**Record excerpts:**
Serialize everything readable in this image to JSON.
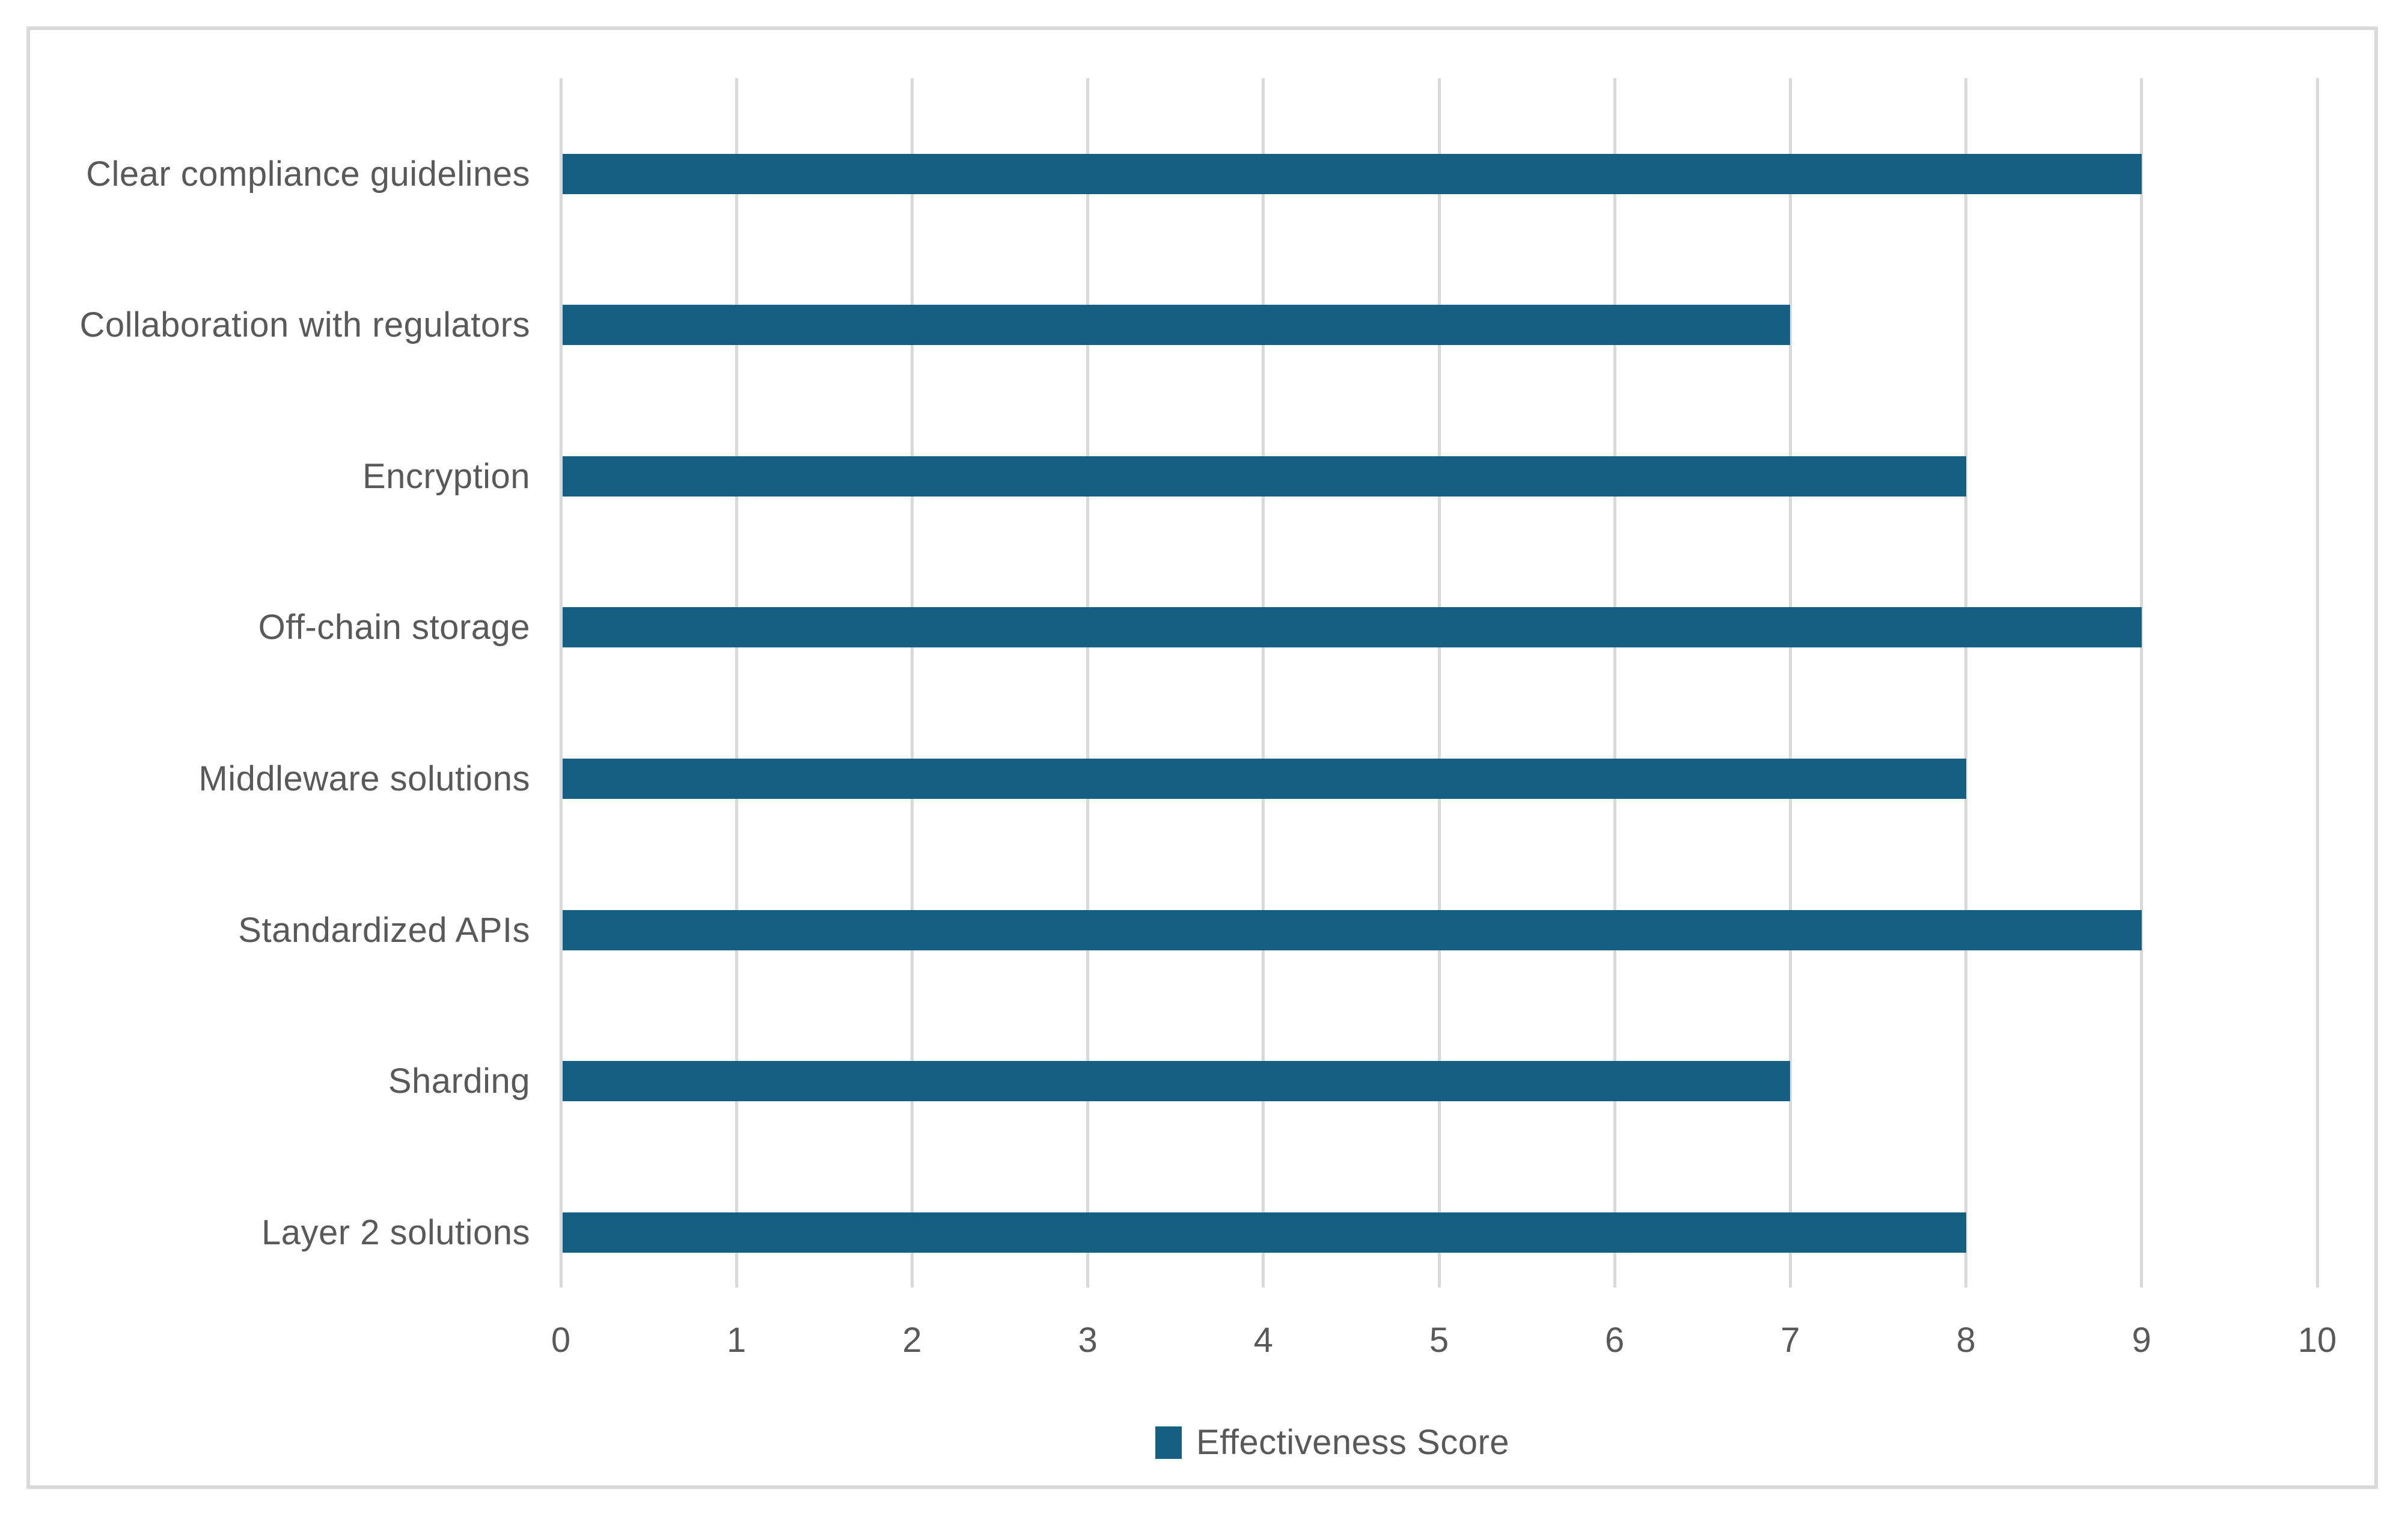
{
  "chart_data": {
    "type": "bar",
    "orientation": "horizontal",
    "title": "",
    "categories": [
      "Clear compliance guidelines",
      "Collaboration with regulators",
      "Encryption",
      "Off-chain storage",
      "Middleware solutions",
      "Standardized APIs",
      "Sharding",
      "Layer 2 solutions"
    ],
    "series": [
      {
        "name": "Effectiveness Score",
        "values": [
          9,
          7,
          8,
          9,
          8,
          9,
          7,
          8
        ]
      }
    ],
    "xlabel": "",
    "ylabel": "",
    "xlim": [
      0,
      10
    ],
    "xtick_step": 1,
    "tick_labels": [
      "0",
      "1",
      "2",
      "3",
      "4",
      "5",
      "6",
      "7",
      "8",
      "9",
      "10"
    ],
    "grid": "vertical",
    "legend": {
      "label": "Effectiveness Score",
      "position": "bottom"
    },
    "colors": {
      "bar": "#156082",
      "gridline": "#D9D9D9",
      "axis_text": "#595959",
      "chart_border": "#D9D9D9",
      "background": "#FFFFFF"
    }
  }
}
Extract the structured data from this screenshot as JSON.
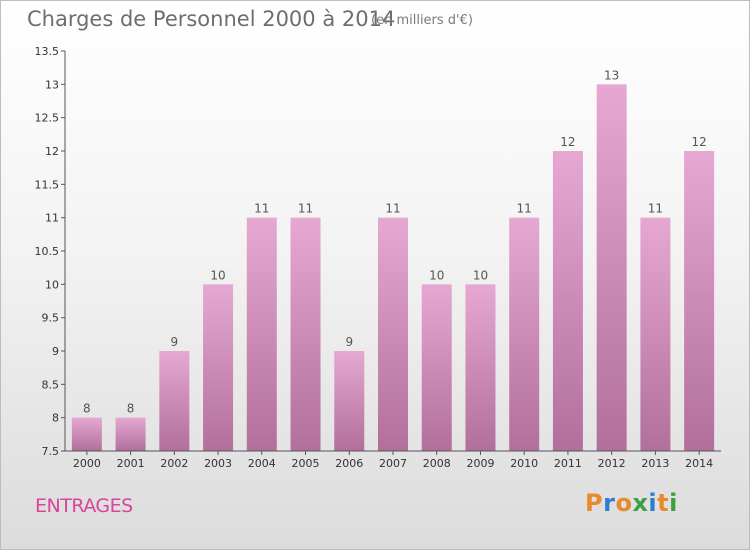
{
  "header": {
    "title": "Charges de Personnel 2000 à 2014",
    "unit": "(en milliers d'€)"
  },
  "commune": "ENTRAGES",
  "logo": {
    "text": "Proxiti",
    "letters": [
      "P",
      "r",
      "o",
      "x",
      "i",
      "t",
      "i"
    ],
    "colors": [
      "#e8892a",
      "#2a7fd0",
      "#e8892a",
      "#3aa040",
      "#2a7fd0",
      "#e8892a",
      "#3aa040"
    ]
  },
  "colors": {
    "bar_top": "#e6a8d3",
    "bar_bottom": "#b26f9c",
    "axis": "#555555"
  },
  "chart_data": {
    "type": "bar",
    "title": "Charges de Personnel 2000 à 2014",
    "subtitle": "(en milliers d'€)",
    "categories": [
      "2000",
      "2001",
      "2002",
      "2003",
      "2004",
      "2005",
      "2006",
      "2007",
      "2008",
      "2009",
      "2010",
      "2011",
      "2012",
      "2013",
      "2014"
    ],
    "values": [
      8,
      8,
      9,
      10,
      11,
      11,
      9,
      11,
      10,
      10,
      11,
      12,
      13,
      11,
      12
    ],
    "value_labels": [
      "8",
      "8",
      "9",
      "10",
      "11",
      "11",
      "9",
      "11",
      "10",
      "10",
      "11",
      "12",
      "13",
      "11",
      "12"
    ],
    "ylim": [
      7.5,
      13.5
    ],
    "yticks": [
      7.5,
      8,
      8.5,
      9,
      9.5,
      10,
      10.5,
      11,
      11.5,
      12,
      12.5,
      13,
      13.5
    ],
    "ytick_labels": [
      "7.5",
      "8",
      "8.5",
      "9",
      "9.5",
      "10",
      "10.5",
      "11",
      "11.5",
      "12",
      "12.5",
      "13",
      "13.5"
    ],
    "grid": false,
    "legend": "none"
  }
}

**Description of the task:** Set every line down exactly as written, leaving each picture out.

**Result of the task:**
Serialize everything readable in this image to JSON.
{
  "chart_data": {
    "type": "bar",
    "orientation": "horizontal",
    "title": "",
    "categories": [
      "Clear compliance guidelines",
      "Collaboration with regulators",
      "Encryption",
      "Off-chain storage",
      "Middleware solutions",
      "Standardized APIs",
      "Sharding",
      "Layer 2 solutions"
    ],
    "series": [
      {
        "name": "Effectiveness Score",
        "values": [
          9,
          7,
          8,
          9,
          8,
          9,
          7,
          8
        ]
      }
    ],
    "xlabel": "",
    "ylabel": "",
    "xlim": [
      0,
      10
    ],
    "xtick_step": 1,
    "tick_labels": [
      "0",
      "1",
      "2",
      "3",
      "4",
      "5",
      "6",
      "7",
      "8",
      "9",
      "10"
    ],
    "grid": "vertical",
    "legend": {
      "label": "Effectiveness Score",
      "position": "bottom"
    },
    "colors": {
      "bar": "#156082",
      "gridline": "#D9D9D9",
      "axis_text": "#595959",
      "chart_border": "#D9D9D9",
      "background": "#FFFFFF"
    }
  }
}
Extract the structured data from this screenshot as JSON.
{
  "header": {
    "title": "Charges de Personnel 2000 à 2014",
    "unit": "(en milliers d'€)"
  },
  "commune": "ENTRAGES",
  "logo": {
    "text": "Proxiti",
    "letters": [
      "P",
      "r",
      "o",
      "x",
      "i",
      "t",
      "i"
    ],
    "colors": [
      "#e8892a",
      "#2a7fd0",
      "#e8892a",
      "#3aa040",
      "#2a7fd0",
      "#e8892a",
      "#3aa040"
    ]
  },
  "colors": {
    "bar_top": "#e6a8d3",
    "bar_bottom": "#b26f9c",
    "axis": "#555555"
  },
  "chart_data": {
    "type": "bar",
    "title": "Charges de Personnel 2000 à 2014",
    "subtitle": "(en milliers d'€)",
    "categories": [
      "2000",
      "2001",
      "2002",
      "2003",
      "2004",
      "2005",
      "2006",
      "2007",
      "2008",
      "2009",
      "2010",
      "2011",
      "2012",
      "2013",
      "2014"
    ],
    "values": [
      8,
      8,
      9,
      10,
      11,
      11,
      9,
      11,
      10,
      10,
      11,
      12,
      13,
      11,
      12
    ],
    "value_labels": [
      "8",
      "8",
      "9",
      "10",
      "11",
      "11",
      "9",
      "11",
      "10",
      "10",
      "11",
      "12",
      "13",
      "11",
      "12"
    ],
    "ylim": [
      7.5,
      13.5
    ],
    "yticks": [
      7.5,
      8,
      8.5,
      9,
      9.5,
      10,
      10.5,
      11,
      11.5,
      12,
      12.5,
      13,
      13.5
    ],
    "ytick_labels": [
      "7.5",
      "8",
      "8.5",
      "9",
      "9.5",
      "10",
      "10.5",
      "11",
      "11.5",
      "12",
      "12.5",
      "13",
      "13.5"
    ],
    "grid": false,
    "legend": "none"
  }
}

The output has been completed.